▶ **Your instructions**
Where the string "SPECTRUM" occurs in the material below, report the whole line.

Figure record extracts
^^^^^^^^

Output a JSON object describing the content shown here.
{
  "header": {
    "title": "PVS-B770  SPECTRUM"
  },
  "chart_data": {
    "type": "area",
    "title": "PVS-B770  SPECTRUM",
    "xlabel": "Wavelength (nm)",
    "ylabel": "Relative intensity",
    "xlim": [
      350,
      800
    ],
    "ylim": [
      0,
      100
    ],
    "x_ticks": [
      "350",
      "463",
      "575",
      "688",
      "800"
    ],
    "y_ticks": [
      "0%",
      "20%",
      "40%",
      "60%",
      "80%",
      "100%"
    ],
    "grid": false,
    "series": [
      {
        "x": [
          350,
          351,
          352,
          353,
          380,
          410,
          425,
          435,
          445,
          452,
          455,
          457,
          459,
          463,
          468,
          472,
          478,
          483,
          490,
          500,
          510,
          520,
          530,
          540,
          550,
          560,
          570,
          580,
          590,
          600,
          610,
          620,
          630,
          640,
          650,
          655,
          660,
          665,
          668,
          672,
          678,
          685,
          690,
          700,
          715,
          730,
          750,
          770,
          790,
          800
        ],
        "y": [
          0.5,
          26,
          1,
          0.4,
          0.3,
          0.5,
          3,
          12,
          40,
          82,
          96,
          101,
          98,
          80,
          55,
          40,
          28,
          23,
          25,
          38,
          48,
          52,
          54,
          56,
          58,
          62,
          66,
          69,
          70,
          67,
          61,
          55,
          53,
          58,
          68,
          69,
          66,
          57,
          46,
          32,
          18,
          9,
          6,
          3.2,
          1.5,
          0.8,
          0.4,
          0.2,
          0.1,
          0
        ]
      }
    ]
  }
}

^^^^^^^^

▶ **Full answer**
    "title": "PVS-B770  SPECTRUM"
    "title": "PVS-B770  SPECTRUM",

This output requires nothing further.